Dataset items
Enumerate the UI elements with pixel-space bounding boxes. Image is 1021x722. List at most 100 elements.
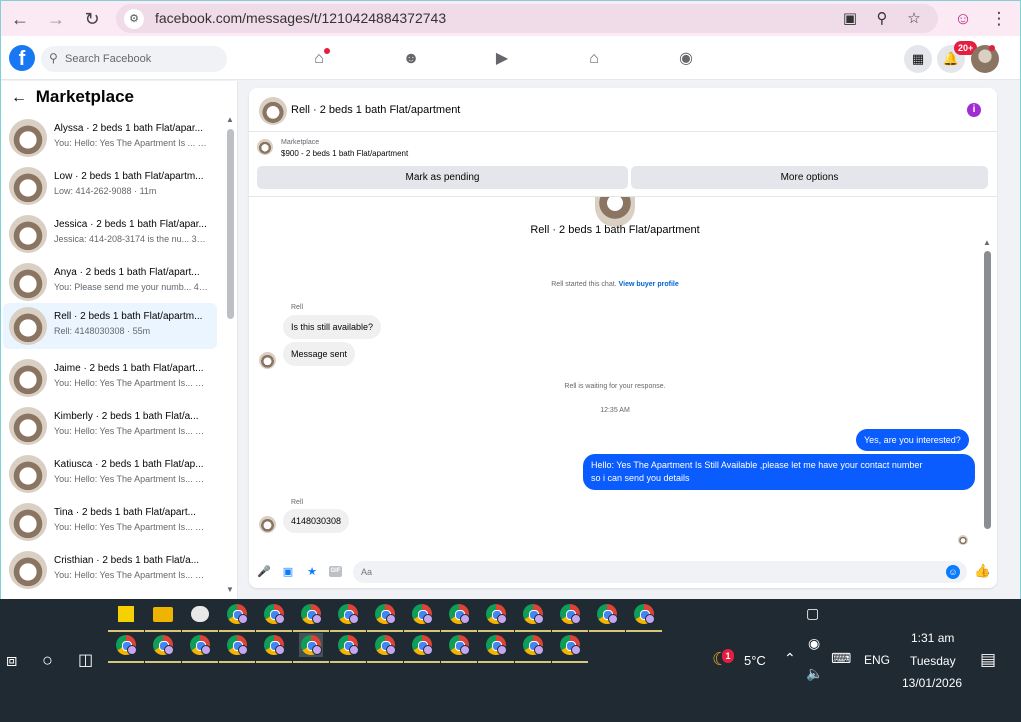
chrome-app[interactable] [330,633,366,663]
menu-grid-icon[interactable]: ▦ [904,45,932,73]
sticker-icon[interactable]: ★ [305,565,319,579]
gif-icon[interactable]: GIF [329,566,342,577]
chat-scrollbar[interactable] [984,251,991,529]
chrome-app[interactable] [108,633,144,663]
more-options-button[interactable]: More options [631,166,988,189]
emoji-icon[interactable]: ☺ [946,565,960,579]
sticky-notes-app[interactable] [108,602,144,632]
fb-search-box[interactable]: ⚲ Search Facebook [41,46,227,72]
conversation-item[interactable]: Katiusca · 2 beds 1 bath Flat/ap... You:… [3,451,217,497]
scroll-up-arrow-icon[interactable]: ▲ [226,115,234,124]
chrome-app[interactable] [515,602,551,632]
menu-dots-icon[interactable]: ⋮ [987,7,1011,31]
sidebar-scrollbar[interactable] [227,129,234,319]
screen: ← → ↻ ⚙ facebook.com/messages/t/12104248… [0,0,1021,722]
clock-day[interactable]: Tuesday [910,654,956,668]
bookmark-star-icon[interactable]: ☆ [904,9,924,29]
search-circle-icon[interactable]: ○ [42,650,53,671]
chrome-app[interactable] [441,633,477,663]
account-avatar[interactable] [971,45,999,73]
conversation-item[interactable]: Jaime · 2 beds 1 bath Flat/apart... You:… [3,355,217,401]
view-buyer-profile-link[interactable]: View buyer profile [619,281,679,288]
chrome-app[interactable] [293,602,329,632]
incoming-message: Message sent [283,342,356,366]
mark-pending-button[interactable]: Mark as pending [257,166,628,189]
chrome-app[interactable] [478,633,514,663]
install-app-icon[interactable]: ▣ [840,9,860,29]
chrome-app[interactable] [367,633,403,663]
paint-app[interactable] [182,602,218,632]
profile-icon[interactable]: ☺ [951,7,975,31]
marketplace-sidebar: ← Marketplace Alyssa · 2 beds 1 bath Fla… [1,81,238,599]
file-explorer-app[interactable] [145,602,181,632]
thumbs-up-icon[interactable]: 👍 [974,563,990,579]
task-view-icon[interactable]: ◫ [78,650,93,670]
facebook-logo[interactable]: f [9,45,35,71]
clock-time[interactable]: 1:31 am [911,631,954,645]
chrome-app[interactable] [552,633,588,663]
chrome-app[interactable] [441,602,477,632]
friends-icon[interactable]: ☻ [399,48,423,70]
chrome-app[interactable] [145,633,181,663]
site-info-icon[interactable]: ⚙ [124,9,144,29]
tray-chevron-icon[interactable]: ⌃ [784,650,796,667]
webcam-icon[interactable]: ◉ [808,635,820,652]
chrome-app[interactable] [626,602,662,632]
keyboard-icon[interactable]: ⌨ [831,650,851,667]
conversation-item[interactable]: Anya · 2 beds 1 bath Flat/apart... You: … [3,259,217,305]
back-arrow-icon[interactable]: ← [11,89,31,107]
microphone-icon[interactable]: 🎤 [257,565,271,579]
marketplace-icon[interactable]: ⌂ [582,48,606,70]
conversation-snippet: You: Hello: Yes The Apartment Is... 56m [54,570,209,580]
avatar [9,407,47,445]
url-text[interactable]: facebook.com/messages/t/1210424884372743 [155,10,446,26]
chat-title[interactable]: Rell · 2 beds 1 bath Flat/apartment [291,104,460,116]
reload-icon[interactable]: ↻ [80,7,104,31]
forward-arrow-icon[interactable]: → [44,7,68,31]
video-icon[interactable]: ▶ [490,48,514,70]
scroll-down-arrow-icon[interactable]: ▼ [226,585,234,594]
network-monitor-icon[interactable]: ▢ [806,605,819,622]
conversation-item[interactable]: Alyssa · 2 beds 1 bath Flat/apar... You:… [3,115,217,161]
photo-icon[interactable]: ▣ [281,565,295,579]
chrome-app[interactable] [367,602,403,632]
chrome-app[interactable] [515,633,551,663]
groups-icon[interactable]: ◉ [674,48,698,70]
contact-avatar[interactable] [259,97,287,125]
zoom-icon[interactable]: ⚲ [872,9,892,29]
info-icon[interactable]: i [967,103,981,117]
sender-name: Rell [291,304,304,311]
marketplace-listing[interactable]: Marketplace $900 - 2 beds 1 bath Flat/ap… [249,133,997,163]
conversation-item[interactable]: Tina · 2 beds 1 bath Flat/apart... You: … [3,499,217,545]
sender-name: Rell [291,499,304,506]
clock-date[interactable]: 13/01/2026 [902,676,962,690]
address-bar[interactable]: ⚙ facebook.com/messages/t/12104248843727… [116,4,938,33]
back-arrow-icon[interactable]: ← [8,7,32,31]
chrome-app-active[interactable] [293,633,329,663]
chrome-app[interactable] [404,602,440,632]
chrome-app[interactable] [256,633,292,663]
windows-start-icon[interactable]: ⧈ [6,650,17,671]
weather-temperature[interactable]: 5°C [744,653,766,668]
message-input[interactable] [353,561,967,583]
conversation-item[interactable]: Cristhian · 2 beds 1 bath Flat/a... You:… [3,547,217,593]
volume-icon[interactable]: 🔈 [806,665,823,682]
chrome-app[interactable] [219,633,255,663]
scroll-up-arrow-icon[interactable]: ▲ [983,238,991,247]
chrome-app[interactable] [478,602,514,632]
windows-taskbar: ⧈ ○ ◫ ▢ ◉ 🔈 ☾ 1 5°C ⌃ ⌨ ENG 1:31 am Tues… [0,599,1021,722]
conversation-item[interactable]: Low · 2 beds 1 bath Flat/apartm... Low: … [3,163,217,209]
chrome-app[interactable] [330,602,366,632]
language-indicator[interactable]: ENG [864,653,890,667]
conversation-item[interactable]: Jessica · 2 beds 1 bath Flat/apar... Jes… [3,211,217,257]
conversation-item[interactable]: Kimberly · 2 beds 1 bath Flat/a... You: … [3,403,217,449]
chrome-app[interactable] [589,602,625,632]
chrome-app[interactable] [182,633,218,663]
chrome-app[interactable] [219,602,255,632]
chrome-app[interactable] [256,602,292,632]
notification-center-icon[interactable]: ▤ [980,650,996,670]
chrome-app[interactable] [552,602,588,632]
chrome-app[interactable] [404,633,440,663]
conversation-item-active[interactable]: Rell · 2 beds 1 bath Flat/apartm... Rell… [3,303,217,349]
conversation-name: Rell · 2 beds 1 bath Flat/apartm... [54,311,203,322]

# WHAT THE TASK ASKS:
Locate each line of the listing above that contains the string "back", and copy those lines.

# ANSWER:
back-arrow-icon[interactable]: ← [11,89,31,107]
back-arrow-icon[interactable]: ← [8,7,32,31]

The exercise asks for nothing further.